▸ **Written exercise**
Would you transcribe the listing that follows, character for character, and omit its images?

┌────────

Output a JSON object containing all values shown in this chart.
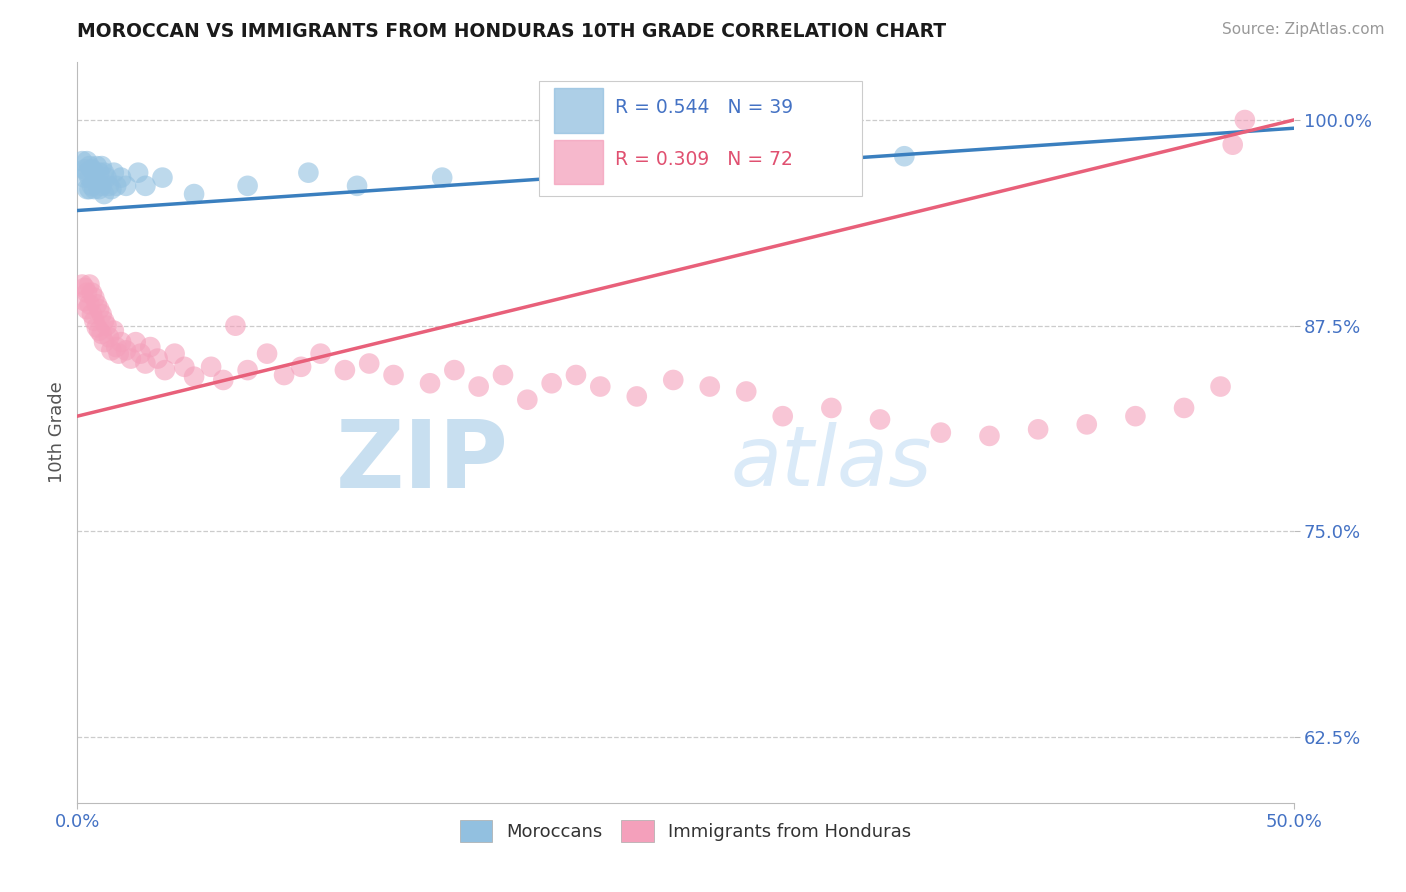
{
  "title": "MOROCCAN VS IMMIGRANTS FROM HONDURAS 10TH GRADE CORRELATION CHART",
  "source": "Source: ZipAtlas.com",
  "ylabel": "10th Grade",
  "legend_blue_label": "Moroccans",
  "legend_pink_label": "Immigrants from Honduras",
  "R_blue_text": "R = 0.544",
  "N_blue_text": "N = 39",
  "R_pink_text": "R = 0.309",
  "N_pink_text": "N = 72",
  "blue_color": "#92c0e0",
  "pink_color": "#f4a0bb",
  "blue_line_color": "#3a7fbf",
  "pink_line_color": "#e8607a",
  "background_color": "#ffffff",
  "blue_points_x": [
    0.002,
    0.003,
    0.003,
    0.004,
    0.004,
    0.004,
    0.005,
    0.005,
    0.005,
    0.006,
    0.006,
    0.007,
    0.007,
    0.008,
    0.008,
    0.009,
    0.009,
    0.01,
    0.01,
    0.011,
    0.011,
    0.012,
    0.013,
    0.014,
    0.015,
    0.016,
    0.018,
    0.02,
    0.025,
    0.028,
    0.035,
    0.048,
    0.07,
    0.095,
    0.115,
    0.15,
    0.2,
    0.27,
    0.34
  ],
  "blue_points_y": [
    0.975,
    0.97,
    0.965,
    0.975,
    0.968,
    0.958,
    0.972,
    0.965,
    0.958,
    0.97,
    0.96,
    0.968,
    0.958,
    0.972,
    0.962,
    0.968,
    0.958,
    0.972,
    0.96,
    0.968,
    0.955,
    0.965,
    0.96,
    0.958,
    0.968,
    0.96,
    0.965,
    0.96,
    0.968,
    0.96,
    0.965,
    0.955,
    0.96,
    0.968,
    0.96,
    0.965,
    0.972,
    0.975,
    0.978
  ],
  "pink_points_x": [
    0.002,
    0.003,
    0.003,
    0.004,
    0.004,
    0.005,
    0.005,
    0.006,
    0.006,
    0.007,
    0.007,
    0.008,
    0.008,
    0.009,
    0.009,
    0.01,
    0.01,
    0.011,
    0.011,
    0.012,
    0.013,
    0.014,
    0.015,
    0.016,
    0.017,
    0.018,
    0.02,
    0.022,
    0.024,
    0.026,
    0.028,
    0.03,
    0.033,
    0.036,
    0.04,
    0.044,
    0.048,
    0.055,
    0.06,
    0.065,
    0.07,
    0.078,
    0.085,
    0.092,
    0.1,
    0.11,
    0.12,
    0.13,
    0.145,
    0.155,
    0.165,
    0.175,
    0.185,
    0.195,
    0.205,
    0.215,
    0.23,
    0.245,
    0.26,
    0.275,
    0.29,
    0.31,
    0.33,
    0.355,
    0.375,
    0.395,
    0.415,
    0.435,
    0.455,
    0.47,
    0.475,
    0.48
  ],
  "pink_points_y": [
    0.9,
    0.898,
    0.89,
    0.895,
    0.885,
    0.9,
    0.888,
    0.895,
    0.882,
    0.892,
    0.878,
    0.888,
    0.874,
    0.885,
    0.872,
    0.882,
    0.87,
    0.878,
    0.865,
    0.875,
    0.868,
    0.86,
    0.872,
    0.862,
    0.858,
    0.865,
    0.86,
    0.855,
    0.865,
    0.858,
    0.852,
    0.862,
    0.855,
    0.848,
    0.858,
    0.85,
    0.844,
    0.85,
    0.842,
    0.875,
    0.848,
    0.858,
    0.845,
    0.85,
    0.858,
    0.848,
    0.852,
    0.845,
    0.84,
    0.848,
    0.838,
    0.845,
    0.83,
    0.84,
    0.845,
    0.838,
    0.832,
    0.842,
    0.838,
    0.835,
    0.82,
    0.825,
    0.818,
    0.81,
    0.808,
    0.812,
    0.815,
    0.82,
    0.825,
    0.838,
    0.985,
    1.0
  ],
  "blue_line_x": [
    0.0,
    0.5
  ],
  "blue_line_y": [
    0.945,
    0.995
  ],
  "pink_line_x": [
    0.0,
    0.5
  ],
  "pink_line_y": [
    0.82,
    1.0
  ],
  "xlim": [
    0.0,
    0.5
  ],
  "ylim": [
    0.585,
    1.035
  ],
  "yticks": [
    0.625,
    0.75,
    0.875,
    1.0
  ],
  "ytick_labels": [
    "62.5%",
    "75.0%",
    "87.5%",
    "100.0%"
  ],
  "xticks": [
    0.0,
    0.5
  ],
  "xtick_labels": [
    "0.0%",
    "50.0%"
  ]
}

└────────

▸ **Correct output**
Output a JSON object containing all values shown in this chart.
{
  "title": "MOROCCAN VS IMMIGRANTS FROM HONDURAS 10TH GRADE CORRELATION CHART",
  "source": "Source: ZipAtlas.com",
  "ylabel": "10th Grade",
  "legend_blue_label": "Moroccans",
  "legend_pink_label": "Immigrants from Honduras",
  "R_blue_text": "R = 0.544",
  "N_blue_text": "N = 39",
  "R_pink_text": "R = 0.309",
  "N_pink_text": "N = 72",
  "blue_color": "#92c0e0",
  "pink_color": "#f4a0bb",
  "blue_line_color": "#3a7fbf",
  "pink_line_color": "#e8607a",
  "background_color": "#ffffff",
  "blue_points_x": [
    0.002,
    0.003,
    0.003,
    0.004,
    0.004,
    0.004,
    0.005,
    0.005,
    0.005,
    0.006,
    0.006,
    0.007,
    0.007,
    0.008,
    0.008,
    0.009,
    0.009,
    0.01,
    0.01,
    0.011,
    0.011,
    0.012,
    0.013,
    0.014,
    0.015,
    0.016,
    0.018,
    0.02,
    0.025,
    0.028,
    0.035,
    0.048,
    0.07,
    0.095,
    0.115,
    0.15,
    0.2,
    0.27,
    0.34
  ],
  "blue_points_y": [
    0.975,
    0.97,
    0.965,
    0.975,
    0.968,
    0.958,
    0.972,
    0.965,
    0.958,
    0.97,
    0.96,
    0.968,
    0.958,
    0.972,
    0.962,
    0.968,
    0.958,
    0.972,
    0.96,
    0.968,
    0.955,
    0.965,
    0.96,
    0.958,
    0.968,
    0.96,
    0.965,
    0.96,
    0.968,
    0.96,
    0.965,
    0.955,
    0.96,
    0.968,
    0.96,
    0.965,
    0.972,
    0.975,
    0.978
  ],
  "pink_points_x": [
    0.002,
    0.003,
    0.003,
    0.004,
    0.004,
    0.005,
    0.005,
    0.006,
    0.006,
    0.007,
    0.007,
    0.008,
    0.008,
    0.009,
    0.009,
    0.01,
    0.01,
    0.011,
    0.011,
    0.012,
    0.013,
    0.014,
    0.015,
    0.016,
    0.017,
    0.018,
    0.02,
    0.022,
    0.024,
    0.026,
    0.028,
    0.03,
    0.033,
    0.036,
    0.04,
    0.044,
    0.048,
    0.055,
    0.06,
    0.065,
    0.07,
    0.078,
    0.085,
    0.092,
    0.1,
    0.11,
    0.12,
    0.13,
    0.145,
    0.155,
    0.165,
    0.175,
    0.185,
    0.195,
    0.205,
    0.215,
    0.23,
    0.245,
    0.26,
    0.275,
    0.29,
    0.31,
    0.33,
    0.355,
    0.375,
    0.395,
    0.415,
    0.435,
    0.455,
    0.47,
    0.475,
    0.48
  ],
  "pink_points_y": [
    0.9,
    0.898,
    0.89,
    0.895,
    0.885,
    0.9,
    0.888,
    0.895,
    0.882,
    0.892,
    0.878,
    0.888,
    0.874,
    0.885,
    0.872,
    0.882,
    0.87,
    0.878,
    0.865,
    0.875,
    0.868,
    0.86,
    0.872,
    0.862,
    0.858,
    0.865,
    0.86,
    0.855,
    0.865,
    0.858,
    0.852,
    0.862,
    0.855,
    0.848,
    0.858,
    0.85,
    0.844,
    0.85,
    0.842,
    0.875,
    0.848,
    0.858,
    0.845,
    0.85,
    0.858,
    0.848,
    0.852,
    0.845,
    0.84,
    0.848,
    0.838,
    0.845,
    0.83,
    0.84,
    0.845,
    0.838,
    0.832,
    0.842,
    0.838,
    0.835,
    0.82,
    0.825,
    0.818,
    0.81,
    0.808,
    0.812,
    0.815,
    0.82,
    0.825,
    0.838,
    0.985,
    1.0
  ],
  "blue_line_x": [
    0.0,
    0.5
  ],
  "blue_line_y": [
    0.945,
    0.995
  ],
  "pink_line_x": [
    0.0,
    0.5
  ],
  "pink_line_y": [
    0.82,
    1.0
  ],
  "xlim": [
    0.0,
    0.5
  ],
  "ylim": [
    0.585,
    1.035
  ],
  "yticks": [
    0.625,
    0.75,
    0.875,
    1.0
  ],
  "ytick_labels": [
    "62.5%",
    "75.0%",
    "87.5%",
    "100.0%"
  ],
  "xticks": [
    0.0,
    0.5
  ],
  "xtick_labels": [
    "0.0%",
    "50.0%"
  ]
}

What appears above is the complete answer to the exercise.